Excerpted data
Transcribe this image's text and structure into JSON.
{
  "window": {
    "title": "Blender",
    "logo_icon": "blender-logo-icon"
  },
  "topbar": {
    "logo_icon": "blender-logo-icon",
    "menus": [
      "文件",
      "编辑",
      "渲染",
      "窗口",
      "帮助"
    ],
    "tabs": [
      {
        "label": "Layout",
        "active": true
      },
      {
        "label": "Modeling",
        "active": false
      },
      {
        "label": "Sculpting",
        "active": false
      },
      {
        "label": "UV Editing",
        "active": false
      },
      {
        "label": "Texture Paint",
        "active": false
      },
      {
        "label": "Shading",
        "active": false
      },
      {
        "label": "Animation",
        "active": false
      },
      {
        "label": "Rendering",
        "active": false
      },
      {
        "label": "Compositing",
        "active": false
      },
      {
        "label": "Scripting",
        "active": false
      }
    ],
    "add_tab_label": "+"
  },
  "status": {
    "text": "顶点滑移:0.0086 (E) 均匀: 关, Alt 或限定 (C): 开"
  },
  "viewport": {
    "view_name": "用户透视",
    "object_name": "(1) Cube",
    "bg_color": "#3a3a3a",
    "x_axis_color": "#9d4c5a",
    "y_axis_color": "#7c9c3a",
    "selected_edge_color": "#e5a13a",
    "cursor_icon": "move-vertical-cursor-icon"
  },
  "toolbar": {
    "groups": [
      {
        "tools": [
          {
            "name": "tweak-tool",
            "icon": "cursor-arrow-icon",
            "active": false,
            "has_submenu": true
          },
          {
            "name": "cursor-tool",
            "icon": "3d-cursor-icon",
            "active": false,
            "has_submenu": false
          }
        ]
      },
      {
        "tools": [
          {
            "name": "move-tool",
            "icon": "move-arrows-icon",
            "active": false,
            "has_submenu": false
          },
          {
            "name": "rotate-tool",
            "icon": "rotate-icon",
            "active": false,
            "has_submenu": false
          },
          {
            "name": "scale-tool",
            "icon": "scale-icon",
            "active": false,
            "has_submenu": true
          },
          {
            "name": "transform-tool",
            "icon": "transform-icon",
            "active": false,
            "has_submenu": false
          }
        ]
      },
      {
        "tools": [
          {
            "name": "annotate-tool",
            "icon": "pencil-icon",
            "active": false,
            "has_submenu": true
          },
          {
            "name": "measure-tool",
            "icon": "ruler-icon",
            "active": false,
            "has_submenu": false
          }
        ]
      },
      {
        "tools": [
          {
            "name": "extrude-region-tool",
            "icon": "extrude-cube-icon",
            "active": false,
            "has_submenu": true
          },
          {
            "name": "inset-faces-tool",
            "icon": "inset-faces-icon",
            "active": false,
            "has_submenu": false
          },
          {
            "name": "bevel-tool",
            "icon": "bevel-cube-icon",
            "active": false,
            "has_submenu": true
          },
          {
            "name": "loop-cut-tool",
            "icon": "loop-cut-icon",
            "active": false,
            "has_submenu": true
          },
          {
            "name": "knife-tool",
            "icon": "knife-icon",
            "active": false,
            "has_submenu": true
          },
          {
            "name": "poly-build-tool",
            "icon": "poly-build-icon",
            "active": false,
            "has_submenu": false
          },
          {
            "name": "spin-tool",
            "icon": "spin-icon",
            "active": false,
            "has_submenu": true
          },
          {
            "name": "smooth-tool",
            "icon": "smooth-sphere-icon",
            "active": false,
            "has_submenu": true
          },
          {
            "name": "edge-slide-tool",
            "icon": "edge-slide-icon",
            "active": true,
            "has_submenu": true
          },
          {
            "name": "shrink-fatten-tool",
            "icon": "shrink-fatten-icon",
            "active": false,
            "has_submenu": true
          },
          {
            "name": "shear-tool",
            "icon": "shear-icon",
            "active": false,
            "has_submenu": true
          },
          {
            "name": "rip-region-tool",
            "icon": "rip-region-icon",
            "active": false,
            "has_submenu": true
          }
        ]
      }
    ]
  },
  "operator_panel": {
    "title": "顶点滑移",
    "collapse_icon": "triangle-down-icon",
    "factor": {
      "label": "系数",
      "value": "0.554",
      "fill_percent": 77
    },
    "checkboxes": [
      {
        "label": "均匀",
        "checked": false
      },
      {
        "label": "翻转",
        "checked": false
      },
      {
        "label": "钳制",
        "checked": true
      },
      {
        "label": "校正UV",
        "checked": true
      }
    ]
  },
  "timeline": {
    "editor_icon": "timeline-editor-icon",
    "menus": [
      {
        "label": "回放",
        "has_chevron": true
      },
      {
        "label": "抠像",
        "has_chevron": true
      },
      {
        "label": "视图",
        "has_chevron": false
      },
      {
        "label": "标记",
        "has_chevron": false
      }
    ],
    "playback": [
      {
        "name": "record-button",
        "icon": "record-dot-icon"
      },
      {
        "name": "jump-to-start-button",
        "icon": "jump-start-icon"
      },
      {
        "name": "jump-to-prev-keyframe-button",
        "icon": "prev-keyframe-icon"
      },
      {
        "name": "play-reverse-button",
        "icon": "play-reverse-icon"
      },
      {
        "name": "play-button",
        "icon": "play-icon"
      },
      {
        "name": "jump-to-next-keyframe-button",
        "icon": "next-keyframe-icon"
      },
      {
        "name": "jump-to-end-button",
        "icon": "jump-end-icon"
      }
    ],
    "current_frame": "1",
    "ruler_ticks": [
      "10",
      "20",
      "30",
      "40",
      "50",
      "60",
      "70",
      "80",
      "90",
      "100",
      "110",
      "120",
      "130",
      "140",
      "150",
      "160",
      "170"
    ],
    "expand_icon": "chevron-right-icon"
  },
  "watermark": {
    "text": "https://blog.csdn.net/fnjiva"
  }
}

Task objective
Write out all the entries exactly.

Problem solution
Transcribe this image's text and structure into JSON.
{
  "window": {
    "title": "Blender",
    "logo_icon": "blender-logo-icon"
  },
  "topbar": {
    "logo_icon": "blender-logo-icon",
    "menus": [
      "文件",
      "编辑",
      "渲染",
      "窗口",
      "帮助"
    ],
    "tabs": [
      {
        "label": "Layout",
        "active": true
      },
      {
        "label": "Modeling",
        "active": false
      },
      {
        "label": "Sculpting",
        "active": false
      },
      {
        "label": "UV Editing",
        "active": false
      },
      {
        "label": "Texture Paint",
        "active": false
      },
      {
        "label": "Shading",
        "active": false
      },
      {
        "label": "Animation",
        "active": false
      },
      {
        "label": "Rendering",
        "active": false
      },
      {
        "label": "Compositing",
        "active": false
      },
      {
        "label": "Scripting",
        "active": false
      }
    ],
    "add_tab_label": "+"
  },
  "status": {
    "text": "顶点滑移:0.0086 (E) 均匀: 关, Alt 或限定 (C): 开"
  },
  "viewport": {
    "view_name": "用户透视",
    "object_name": "(1) Cube",
    "bg_color": "#3a3a3a",
    "x_axis_color": "#9d4c5a",
    "y_axis_color": "#7c9c3a",
    "selected_edge_color": "#e5a13a",
    "cursor_icon": "move-vertical-cursor-icon"
  },
  "toolbar": {
    "groups": [
      {
        "tools": [
          {
            "name": "tweak-tool",
            "icon": "cursor-arrow-icon",
            "active": false,
            "has_submenu": true
          },
          {
            "name": "cursor-tool",
            "icon": "3d-cursor-icon",
            "active": false,
            "has_submenu": false
          }
        ]
      },
      {
        "tools": [
          {
            "name": "move-tool",
            "icon": "move-arrows-icon",
            "active": false,
            "has_submenu": false
          },
          {
            "name": "rotate-tool",
            "icon": "rotate-icon",
            "active": false,
            "has_submenu": false
          },
          {
            "name": "scale-tool",
            "icon": "scale-icon",
            "active": false,
            "has_submenu": true
          },
          {
            "name": "transform-tool",
            "icon": "transform-icon",
            "active": false,
            "has_submenu": false
          }
        ]
      },
      {
        "tools": [
          {
            "name": "annotate-tool",
            "icon": "pencil-icon",
            "active": false,
            "has_submenu": true
          },
          {
            "name": "measure-tool",
            "icon": "ruler-icon",
            "active": false,
            "has_submenu": false
          }
        ]
      },
      {
        "tools": [
          {
            "name": "extrude-region-tool",
            "icon": "extrude-cube-icon",
            "active": false,
            "has_submenu": true
          },
          {
            "name": "inset-faces-tool",
            "icon": "inset-faces-icon",
            "active": false,
            "has_submenu": false
          },
          {
            "name": "bevel-tool",
            "icon": "bevel-cube-icon",
            "active": false,
            "has_submenu": true
          },
          {
            "name": "loop-cut-tool",
            "icon": "loop-cut-icon",
            "active": false,
            "has_submenu": true
          },
          {
            "name": "knife-tool",
            "icon": "knife-icon",
            "active": false,
            "has_submenu": true
          },
          {
            "name": "poly-build-tool",
            "icon": "poly-build-icon",
            "active": false,
            "has_submenu": false
          },
          {
            "name": "spin-tool",
            "icon": "spin-icon",
            "active": false,
            "has_submenu": true
          },
          {
            "name": "smooth-tool",
            "icon": "smooth-sphere-icon",
            "active": false,
            "has_submenu": true
          },
          {
            "name": "edge-slide-tool",
            "icon": "edge-slide-icon",
            "active": true,
            "has_submenu": true
          },
          {
            "name": "shrink-fatten-tool",
            "icon": "shrink-fatten-icon",
            "active": false,
            "has_submenu": true
          },
          {
            "name": "shear-tool",
            "icon": "shear-icon",
            "active": false,
            "has_submenu": true
          },
          {
            "name": "rip-region-tool",
            "icon": "rip-region-icon",
            "active": false,
            "has_submenu": true
          }
        ]
      }
    ]
  },
  "operator_panel": {
    "title": "顶点滑移",
    "collapse_icon": "triangle-down-icon",
    "factor": {
      "label": "系数",
      "value": "0.554",
      "fill_percent": 77
    },
    "checkboxes": [
      {
        "label": "均匀",
        "checked": false
      },
      {
        "label": "翻转",
        "checked": false
      },
      {
        "label": "钳制",
        "checked": true
      },
      {
        "label": "校正UV",
        "checked": true
      }
    ]
  },
  "timeline": {
    "editor_icon": "timeline-editor-icon",
    "menus": [
      {
        "label": "回放",
        "has_chevron": true
      },
      {
        "label": "抠像",
        "has_chevron": true
      },
      {
        "label": "视图",
        "has_chevron": false
      },
      {
        "label": "标记",
        "has_chevron": false
      }
    ],
    "playback": [
      {
        "name": "record-button",
        "icon": "record-dot-icon"
      },
      {
        "name": "jump-to-start-button",
        "icon": "jump-start-icon"
      },
      {
        "name": "jump-to-prev-keyframe-button",
        "icon": "prev-keyframe-icon"
      },
      {
        "name": "play-reverse-button",
        "icon": "play-reverse-icon"
      },
      {
        "name": "play-button",
        "icon": "play-icon"
      },
      {
        "name": "jump-to-next-keyframe-button",
        "icon": "next-keyframe-icon"
      },
      {
        "name": "jump-to-end-button",
        "icon": "jump-end-icon"
      }
    ],
    "current_frame": "1",
    "ruler_ticks": [
      "10",
      "20",
      "30",
      "40",
      "50",
      "60",
      "70",
      "80",
      "90",
      "100",
      "110",
      "120",
      "130",
      "140",
      "150",
      "160",
      "170"
    ],
    "expand_icon": "chevron-right-icon"
  },
  "watermark": {
    "text": "https://blog.csdn.net/fnjiva"
  }
}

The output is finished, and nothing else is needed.